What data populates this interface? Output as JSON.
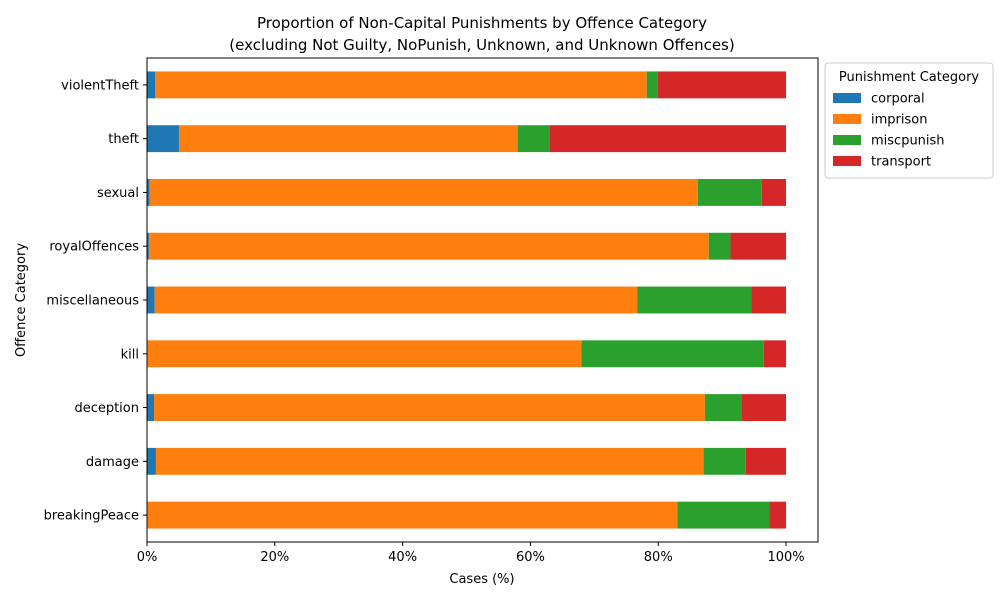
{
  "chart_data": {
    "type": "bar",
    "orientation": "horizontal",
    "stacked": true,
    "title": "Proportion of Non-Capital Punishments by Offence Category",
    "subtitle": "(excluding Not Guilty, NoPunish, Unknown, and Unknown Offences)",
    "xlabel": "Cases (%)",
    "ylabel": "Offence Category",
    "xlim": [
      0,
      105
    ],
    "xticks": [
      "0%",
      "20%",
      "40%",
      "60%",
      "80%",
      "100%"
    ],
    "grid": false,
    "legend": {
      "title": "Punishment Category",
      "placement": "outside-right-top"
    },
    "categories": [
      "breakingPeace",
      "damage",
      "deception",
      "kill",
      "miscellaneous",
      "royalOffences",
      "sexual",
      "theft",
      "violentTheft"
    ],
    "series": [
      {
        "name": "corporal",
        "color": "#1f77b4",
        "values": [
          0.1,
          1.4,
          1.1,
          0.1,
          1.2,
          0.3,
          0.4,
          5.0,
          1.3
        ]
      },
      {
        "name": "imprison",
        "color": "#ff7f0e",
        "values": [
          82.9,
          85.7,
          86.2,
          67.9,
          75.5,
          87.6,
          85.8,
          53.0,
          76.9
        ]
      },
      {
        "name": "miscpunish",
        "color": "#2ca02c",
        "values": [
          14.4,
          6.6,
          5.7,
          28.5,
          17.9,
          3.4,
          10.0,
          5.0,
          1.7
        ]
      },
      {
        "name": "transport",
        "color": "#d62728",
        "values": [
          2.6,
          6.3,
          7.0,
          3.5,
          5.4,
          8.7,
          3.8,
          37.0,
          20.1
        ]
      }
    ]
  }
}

==

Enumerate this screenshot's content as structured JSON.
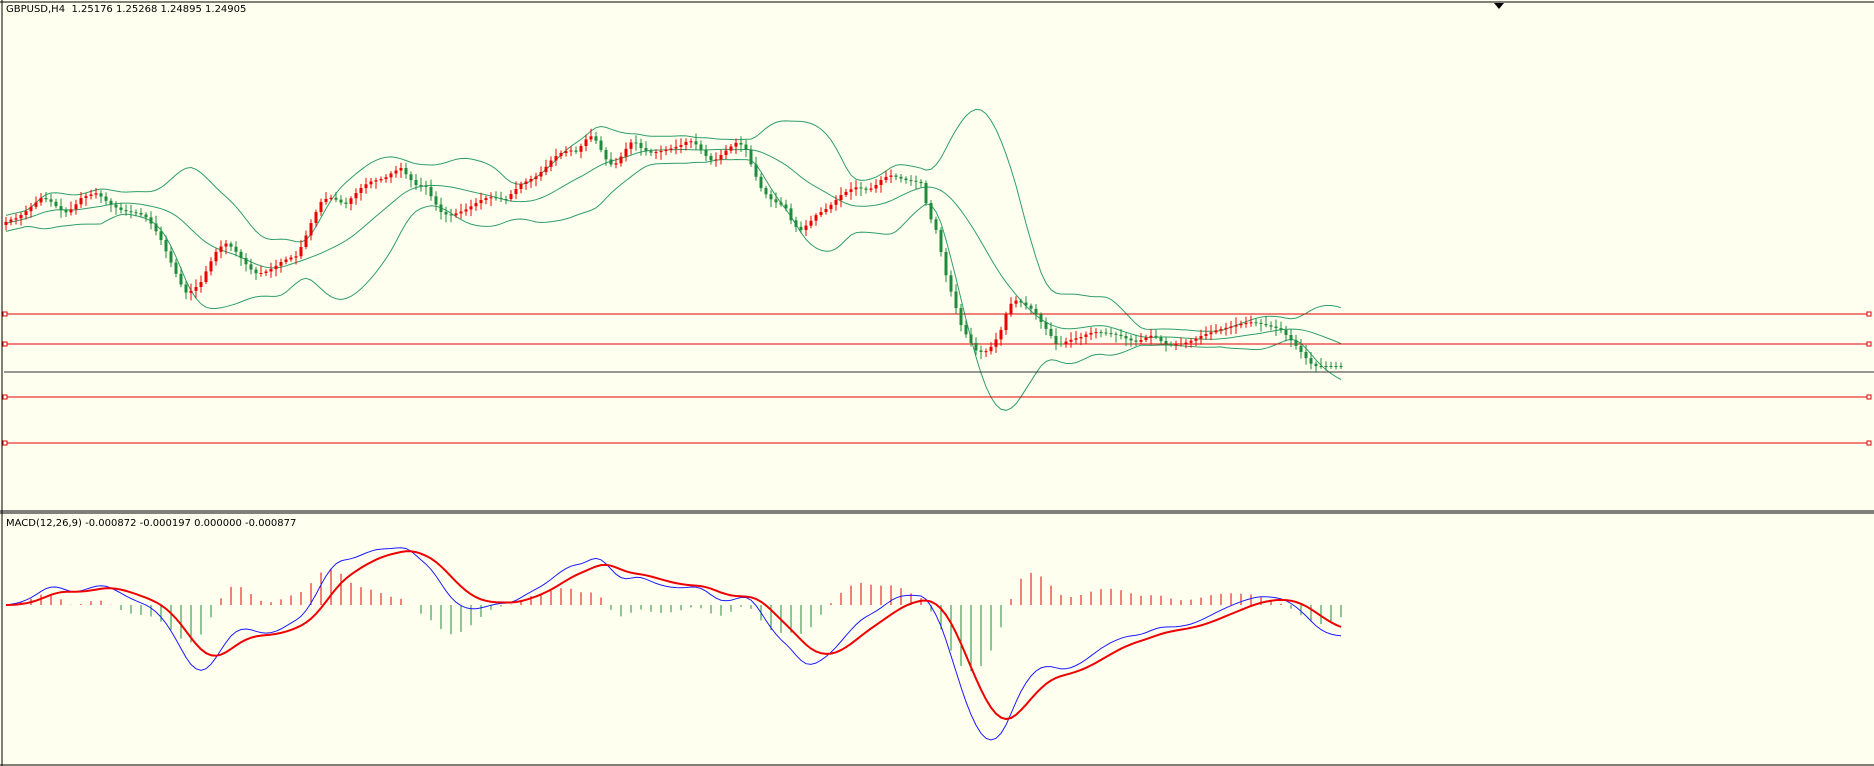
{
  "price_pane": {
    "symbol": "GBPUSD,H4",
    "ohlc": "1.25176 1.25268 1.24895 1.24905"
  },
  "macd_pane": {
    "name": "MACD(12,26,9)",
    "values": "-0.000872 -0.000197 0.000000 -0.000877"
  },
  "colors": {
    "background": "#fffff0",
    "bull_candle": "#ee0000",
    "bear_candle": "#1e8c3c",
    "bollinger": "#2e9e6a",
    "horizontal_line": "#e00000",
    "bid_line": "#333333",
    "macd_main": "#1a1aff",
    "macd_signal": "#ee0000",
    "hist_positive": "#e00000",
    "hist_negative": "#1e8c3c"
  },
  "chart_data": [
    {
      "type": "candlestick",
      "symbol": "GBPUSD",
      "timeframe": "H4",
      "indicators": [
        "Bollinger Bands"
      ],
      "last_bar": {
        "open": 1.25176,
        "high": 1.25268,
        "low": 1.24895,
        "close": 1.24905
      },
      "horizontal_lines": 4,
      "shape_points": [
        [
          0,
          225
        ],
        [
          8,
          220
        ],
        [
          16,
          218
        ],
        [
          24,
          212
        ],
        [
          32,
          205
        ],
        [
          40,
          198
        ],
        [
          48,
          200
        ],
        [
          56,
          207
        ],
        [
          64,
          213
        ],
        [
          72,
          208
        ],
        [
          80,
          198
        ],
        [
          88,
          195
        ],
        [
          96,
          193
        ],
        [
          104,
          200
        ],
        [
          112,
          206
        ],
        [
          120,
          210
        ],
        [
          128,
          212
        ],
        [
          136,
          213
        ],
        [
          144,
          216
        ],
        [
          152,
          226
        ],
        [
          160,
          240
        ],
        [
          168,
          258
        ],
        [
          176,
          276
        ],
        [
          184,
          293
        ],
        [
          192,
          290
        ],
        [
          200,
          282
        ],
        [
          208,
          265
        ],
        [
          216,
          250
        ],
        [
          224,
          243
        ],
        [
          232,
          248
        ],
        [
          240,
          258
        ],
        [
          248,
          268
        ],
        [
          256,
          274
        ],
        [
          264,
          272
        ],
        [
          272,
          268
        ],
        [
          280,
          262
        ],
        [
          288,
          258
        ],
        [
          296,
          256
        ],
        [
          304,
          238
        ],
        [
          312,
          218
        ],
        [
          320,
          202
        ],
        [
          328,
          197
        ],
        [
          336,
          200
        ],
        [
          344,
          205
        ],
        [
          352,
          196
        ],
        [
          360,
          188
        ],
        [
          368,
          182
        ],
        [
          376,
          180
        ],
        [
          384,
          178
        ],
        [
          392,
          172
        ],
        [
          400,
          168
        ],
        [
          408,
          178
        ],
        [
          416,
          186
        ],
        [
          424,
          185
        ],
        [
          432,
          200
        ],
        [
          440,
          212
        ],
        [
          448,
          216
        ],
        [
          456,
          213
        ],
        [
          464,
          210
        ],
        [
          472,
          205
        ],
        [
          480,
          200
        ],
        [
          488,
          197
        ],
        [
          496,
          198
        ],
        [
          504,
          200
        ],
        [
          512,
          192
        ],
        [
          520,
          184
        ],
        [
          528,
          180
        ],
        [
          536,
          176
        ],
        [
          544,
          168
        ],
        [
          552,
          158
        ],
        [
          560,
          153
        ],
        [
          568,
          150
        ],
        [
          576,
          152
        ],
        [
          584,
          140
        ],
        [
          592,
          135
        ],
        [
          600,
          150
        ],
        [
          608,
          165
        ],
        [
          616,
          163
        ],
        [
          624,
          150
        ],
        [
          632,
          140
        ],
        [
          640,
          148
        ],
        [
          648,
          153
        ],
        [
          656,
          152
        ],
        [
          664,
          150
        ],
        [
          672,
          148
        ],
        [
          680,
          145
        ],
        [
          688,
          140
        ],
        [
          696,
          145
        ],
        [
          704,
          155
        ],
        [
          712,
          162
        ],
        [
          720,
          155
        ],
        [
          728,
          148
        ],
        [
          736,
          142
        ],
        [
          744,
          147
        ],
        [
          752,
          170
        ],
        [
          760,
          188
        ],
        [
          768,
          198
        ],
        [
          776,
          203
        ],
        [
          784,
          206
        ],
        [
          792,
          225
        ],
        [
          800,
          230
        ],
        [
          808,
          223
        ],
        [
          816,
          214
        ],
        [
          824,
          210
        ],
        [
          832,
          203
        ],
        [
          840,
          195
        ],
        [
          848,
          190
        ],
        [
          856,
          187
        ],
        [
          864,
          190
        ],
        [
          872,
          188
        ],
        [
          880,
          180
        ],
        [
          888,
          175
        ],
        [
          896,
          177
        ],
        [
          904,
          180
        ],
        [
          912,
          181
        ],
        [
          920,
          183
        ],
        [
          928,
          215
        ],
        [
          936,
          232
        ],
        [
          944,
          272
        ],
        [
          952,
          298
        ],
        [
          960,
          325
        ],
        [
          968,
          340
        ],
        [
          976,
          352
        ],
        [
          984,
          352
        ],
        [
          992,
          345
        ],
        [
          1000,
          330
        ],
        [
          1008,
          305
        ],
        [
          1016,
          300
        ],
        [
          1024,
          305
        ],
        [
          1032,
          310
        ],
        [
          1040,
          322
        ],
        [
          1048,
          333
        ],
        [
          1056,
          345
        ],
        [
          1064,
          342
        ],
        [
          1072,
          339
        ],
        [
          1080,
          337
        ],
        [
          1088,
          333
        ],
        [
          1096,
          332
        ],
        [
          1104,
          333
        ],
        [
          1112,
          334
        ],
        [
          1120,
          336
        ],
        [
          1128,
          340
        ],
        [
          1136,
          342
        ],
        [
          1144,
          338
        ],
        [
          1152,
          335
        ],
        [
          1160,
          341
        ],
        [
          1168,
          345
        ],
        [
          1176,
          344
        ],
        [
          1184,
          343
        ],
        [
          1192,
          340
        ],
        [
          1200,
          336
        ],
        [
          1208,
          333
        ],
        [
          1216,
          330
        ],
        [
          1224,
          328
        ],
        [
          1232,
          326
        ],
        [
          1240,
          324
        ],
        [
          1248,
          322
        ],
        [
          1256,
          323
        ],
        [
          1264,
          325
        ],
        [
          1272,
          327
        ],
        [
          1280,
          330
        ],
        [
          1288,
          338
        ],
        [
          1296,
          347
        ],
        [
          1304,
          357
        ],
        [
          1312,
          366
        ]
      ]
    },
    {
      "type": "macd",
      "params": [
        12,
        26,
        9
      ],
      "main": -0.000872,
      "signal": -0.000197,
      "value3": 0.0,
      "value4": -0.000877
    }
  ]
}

**Description of the task**.
Where a line of the material above holds the string "JSON", copy that line.

**Task result**.
What data populates this interface? Output as JSON.
Enumerate this screenshot's content as structured JSON.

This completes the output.